### Exercise directions
Could you give the data below again, exactly and completely?

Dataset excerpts
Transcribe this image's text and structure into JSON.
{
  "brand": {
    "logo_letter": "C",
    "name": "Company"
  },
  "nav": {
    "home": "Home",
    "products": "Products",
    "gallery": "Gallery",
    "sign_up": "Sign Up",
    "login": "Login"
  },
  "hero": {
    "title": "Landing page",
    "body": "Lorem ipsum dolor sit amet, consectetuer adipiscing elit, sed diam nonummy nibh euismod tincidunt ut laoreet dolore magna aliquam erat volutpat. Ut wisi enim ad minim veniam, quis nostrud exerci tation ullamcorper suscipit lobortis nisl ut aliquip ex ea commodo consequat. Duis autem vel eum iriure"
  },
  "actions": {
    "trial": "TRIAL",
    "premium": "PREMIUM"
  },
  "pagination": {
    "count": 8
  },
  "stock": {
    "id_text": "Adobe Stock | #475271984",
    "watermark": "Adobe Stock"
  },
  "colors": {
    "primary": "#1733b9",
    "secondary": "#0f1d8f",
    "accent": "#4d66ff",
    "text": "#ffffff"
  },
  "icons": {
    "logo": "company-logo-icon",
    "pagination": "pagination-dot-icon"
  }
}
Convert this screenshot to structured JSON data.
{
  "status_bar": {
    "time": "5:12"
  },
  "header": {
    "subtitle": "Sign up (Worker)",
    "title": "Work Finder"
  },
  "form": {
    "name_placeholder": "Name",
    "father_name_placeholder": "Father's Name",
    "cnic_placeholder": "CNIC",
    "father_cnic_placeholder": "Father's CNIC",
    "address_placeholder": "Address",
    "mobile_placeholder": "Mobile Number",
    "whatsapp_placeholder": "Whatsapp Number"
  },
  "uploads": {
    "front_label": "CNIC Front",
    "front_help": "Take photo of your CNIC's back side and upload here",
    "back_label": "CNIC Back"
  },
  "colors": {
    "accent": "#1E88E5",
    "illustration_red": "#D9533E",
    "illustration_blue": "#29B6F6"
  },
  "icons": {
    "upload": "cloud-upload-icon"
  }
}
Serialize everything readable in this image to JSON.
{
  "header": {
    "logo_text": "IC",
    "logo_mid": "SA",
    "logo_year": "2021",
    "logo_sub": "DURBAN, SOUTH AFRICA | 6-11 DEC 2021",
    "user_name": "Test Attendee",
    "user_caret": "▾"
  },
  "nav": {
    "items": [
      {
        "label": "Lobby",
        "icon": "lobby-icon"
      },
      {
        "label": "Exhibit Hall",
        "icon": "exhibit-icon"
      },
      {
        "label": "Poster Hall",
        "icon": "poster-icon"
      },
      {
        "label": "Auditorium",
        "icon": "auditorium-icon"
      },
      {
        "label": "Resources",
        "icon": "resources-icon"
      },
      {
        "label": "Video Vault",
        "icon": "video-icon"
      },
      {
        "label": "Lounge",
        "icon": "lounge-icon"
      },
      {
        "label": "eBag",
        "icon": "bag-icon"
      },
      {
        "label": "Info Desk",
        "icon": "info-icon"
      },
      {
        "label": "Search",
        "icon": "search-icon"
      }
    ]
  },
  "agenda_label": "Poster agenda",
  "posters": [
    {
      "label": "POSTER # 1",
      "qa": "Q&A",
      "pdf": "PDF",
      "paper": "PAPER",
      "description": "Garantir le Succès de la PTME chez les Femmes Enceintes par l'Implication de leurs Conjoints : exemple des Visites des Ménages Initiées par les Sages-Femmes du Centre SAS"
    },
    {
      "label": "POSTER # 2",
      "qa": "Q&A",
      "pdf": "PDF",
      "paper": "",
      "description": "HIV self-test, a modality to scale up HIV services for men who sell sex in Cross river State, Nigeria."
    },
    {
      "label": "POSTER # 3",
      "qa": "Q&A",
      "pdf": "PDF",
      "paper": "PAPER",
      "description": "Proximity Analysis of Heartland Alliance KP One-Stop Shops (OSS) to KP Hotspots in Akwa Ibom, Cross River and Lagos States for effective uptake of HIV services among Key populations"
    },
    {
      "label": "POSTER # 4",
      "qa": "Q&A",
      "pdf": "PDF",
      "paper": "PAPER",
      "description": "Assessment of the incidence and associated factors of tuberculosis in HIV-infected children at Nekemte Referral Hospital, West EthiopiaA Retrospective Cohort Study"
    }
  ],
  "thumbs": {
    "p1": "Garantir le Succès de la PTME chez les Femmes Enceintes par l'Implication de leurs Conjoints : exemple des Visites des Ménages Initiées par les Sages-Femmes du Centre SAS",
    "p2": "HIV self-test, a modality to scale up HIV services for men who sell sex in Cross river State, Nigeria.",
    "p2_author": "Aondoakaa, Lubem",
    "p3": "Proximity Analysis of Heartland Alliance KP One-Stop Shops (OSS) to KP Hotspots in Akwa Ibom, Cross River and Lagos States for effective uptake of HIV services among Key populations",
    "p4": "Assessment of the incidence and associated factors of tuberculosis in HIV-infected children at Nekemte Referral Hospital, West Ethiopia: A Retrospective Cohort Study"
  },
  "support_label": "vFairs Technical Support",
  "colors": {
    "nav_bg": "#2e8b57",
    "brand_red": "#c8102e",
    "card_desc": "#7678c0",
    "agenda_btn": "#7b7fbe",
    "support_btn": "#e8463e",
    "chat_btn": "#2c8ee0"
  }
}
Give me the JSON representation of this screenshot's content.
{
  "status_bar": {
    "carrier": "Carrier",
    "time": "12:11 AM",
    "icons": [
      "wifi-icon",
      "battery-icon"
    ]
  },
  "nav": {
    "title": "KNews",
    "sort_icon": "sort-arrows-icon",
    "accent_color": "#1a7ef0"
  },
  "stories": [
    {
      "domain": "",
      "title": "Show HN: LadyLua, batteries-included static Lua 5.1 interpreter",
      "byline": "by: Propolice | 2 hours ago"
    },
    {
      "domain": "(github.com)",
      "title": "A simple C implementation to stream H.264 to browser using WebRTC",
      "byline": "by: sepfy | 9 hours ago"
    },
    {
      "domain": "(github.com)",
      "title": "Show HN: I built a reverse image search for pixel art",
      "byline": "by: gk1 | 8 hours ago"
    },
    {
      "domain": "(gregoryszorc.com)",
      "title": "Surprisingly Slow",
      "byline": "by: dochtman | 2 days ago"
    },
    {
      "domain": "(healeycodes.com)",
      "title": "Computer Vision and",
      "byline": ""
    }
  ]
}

### Task response
Transcribe this image's text and structure into JSON.
{
  "brand": {
    "logo_letter": "C",
    "name": "Company"
  },
  "nav": {
    "home": "Home",
    "products": "Products",
    "gallery": "Gallery",
    "sign_up": "Sign Up",
    "login": "Login"
  },
  "hero": {
    "title": "Landing page",
    "body": "Lorem ipsum dolor sit amet, consectetuer adipiscing elit, sed diam nonummy nibh euismod tincidunt ut laoreet dolore magna aliquam erat volutpat. Ut wisi enim ad minim veniam, quis nostrud exerci tation ullamcorper suscipit lobortis nisl ut aliquip ex ea commodo consequat. Duis autem vel eum iriure"
  },
  "actions": {
    "trial": "TRIAL",
    "premium": "PREMIUM"
  },
  "pagination": {
    "count": 8
  },
  "stock": {
    "id_text": "Adobe Stock | #475271984",
    "watermark": "Adobe Stock"
  },
  "colors": {
    "primary": "#1733b9",
    "secondary": "#0f1d8f",
    "accent": "#4d66ff",
    "text": "#ffffff"
  },
  "icons": {
    "logo": "company-logo-icon",
    "pagination": "pagination-dot-icon"
  }
}
Convert this screenshot to structured JSON data.
{
  "status_bar": {
    "time": "5:12"
  },
  "header": {
    "subtitle": "Sign up (Worker)",
    "title": "Work Finder"
  },
  "form": {
    "name_placeholder": "Name",
    "father_name_placeholder": "Father's Name",
    "cnic_placeholder": "CNIC",
    "father_cnic_placeholder": "Father's CNIC",
    "address_placeholder": "Address",
    "mobile_placeholder": "Mobile Number",
    "whatsapp_placeholder": "Whatsapp Number"
  },
  "uploads": {
    "front_label": "CNIC Front",
    "front_help": "Take photo of your CNIC's back side and upload here",
    "back_label": "CNIC Back"
  },
  "colors": {
    "accent": "#1E88E5",
    "illustration_red": "#D9533E",
    "illustration_blue": "#29B6F6"
  },
  "icons": {
    "upload": "cloud-upload-icon"
  }
}
Serialize everything readable in this image to JSON.
{
  "header": {
    "logo_text": "IC",
    "logo_mid": "SA",
    "logo_year": "2021",
    "logo_sub": "DURBAN, SOUTH AFRICA | 6-11 DEC 2021",
    "user_name": "Test Attendee",
    "user_caret": "▾"
  },
  "nav": {
    "items": [
      {
        "label": "Lobby",
        "icon": "lobby-icon"
      },
      {
        "label": "Exhibit Hall",
        "icon": "exhibit-icon"
      },
      {
        "label": "Poster Hall",
        "icon": "poster-icon"
      },
      {
        "label": "Auditorium",
        "icon": "auditorium-icon"
      },
      {
        "label": "Resources",
        "icon": "resources-icon"
      },
      {
        "label": "Video Vault",
        "icon": "video-icon"
      },
      {
        "label": "Lounge",
        "icon": "lounge-icon"
      },
      {
        "label": "eBag",
        "icon": "bag-icon"
      },
      {
        "label": "Info Desk",
        "icon": "info-icon"
      },
      {
        "label": "Search",
        "icon": "search-icon"
      }
    ]
  },
  "agenda_label": "Poster agenda",
  "posters": [
    {
      "label": "POSTER # 1",
      "qa": "Q&A",
      "pdf": "PDF",
      "paper": "PAPER",
      "description": "Garantir le Succès de la PTME chez les Femmes Enceintes par l'Implication de leurs Conjoints : exemple des Visites des Ménages Initiées par les Sages-Femmes du Centre SAS"
    },
    {
      "label": "POSTER # 2",
      "qa": "Q&A",
      "pdf": "PDF",
      "paper": "",
      "description": "HIV self-test, a modality to scale up HIV services for men who sell sex in Cross river State, Nigeria."
    },
    {
      "label": "POSTER # 3",
      "qa": "Q&A",
      "pdf": "PDF",
      "paper": "PAPER",
      "description": "Proximity Analysis of Heartland Alliance KP One-Stop Shops (OSS) to KP Hotspots in Akwa Ibom, Cross River and Lagos States for effective uptake of HIV services among Key populations"
    },
    {
      "label": "POSTER # 4",
      "qa": "Q&A",
      "pdf": "PDF",
      "paper": "PAPER",
      "description": "Assessment of the incidence and associated factors of tuberculosis in HIV-infected children at Nekemte Referral Hospital, West EthiopiaA Retrospective Cohort Study"
    }
  ],
  "thumbs": {
    "p1": "Garantir le Succès de la PTME chez les Femmes Enceintes par l'Implication de leurs Conjoints : exemple des Visites des Ménages Initiées par les Sages-Femmes du Centre SAS",
    "p2": "HIV self-test, a modality to scale up HIV services for men who sell sex in Cross river State, Nigeria.",
    "p2_author": "Aondoakaa, Lubem",
    "p3": "Proximity Analysis of Heartland Alliance KP One-Stop Shops (OSS) to KP Hotspots in Akwa Ibom, Cross River and Lagos States for effective uptake of HIV services among Key populations",
    "p4": "Assessment of the incidence and associated factors of tuberculosis in HIV-infected children at Nekemte Referral Hospital, West Ethiopia: A Retrospective Cohort Study"
  },
  "support_label": "vFairs Technical Support",
  "colors": {
    "nav_bg": "#2e8b57",
    "brand_red": "#c8102e",
    "card_desc": "#7678c0",
    "agenda_btn": "#7b7fbe",
    "support_btn": "#e8463e",
    "chat_btn": "#2c8ee0"
  }
}
Give me the JSON representation of this screenshot's content.
{
  "status_bar": {
    "carrier": "Carrier",
    "time": "12:11 AM",
    "icons": [
      "wifi-icon",
      "battery-icon"
    ]
  },
  "nav": {
    "title": "KNews",
    "sort_icon": "sort-arrows-icon",
    "accent_color": "#1a7ef0"
  },
  "stories": [
    {
      "domain": "",
      "title": "Show HN: LadyLua, batteries-included static Lua 5.1 interpreter",
      "byline": "by: Propolice | 2 hours ago"
    },
    {
      "domain": "(github.com)",
      "title": "A simple C implementation to stream H.264 to browser using WebRTC",
      "byline": "by: sepfy | 9 hours ago"
    },
    {
      "domain": "(github.com)",
      "title": "Show HN: I built a reverse image search for pixel art",
      "byline": "by: gk1 | 8 hours ago"
    },
    {
      "domain": "(gregoryszorc.com)",
      "title": "Surprisingly Slow",
      "byline": "by: dochtman | 2 days ago"
    },
    {
      "domain": "(healeycodes.com)",
      "title": "Computer Vision and",
      "byline": ""
    }
  ]
}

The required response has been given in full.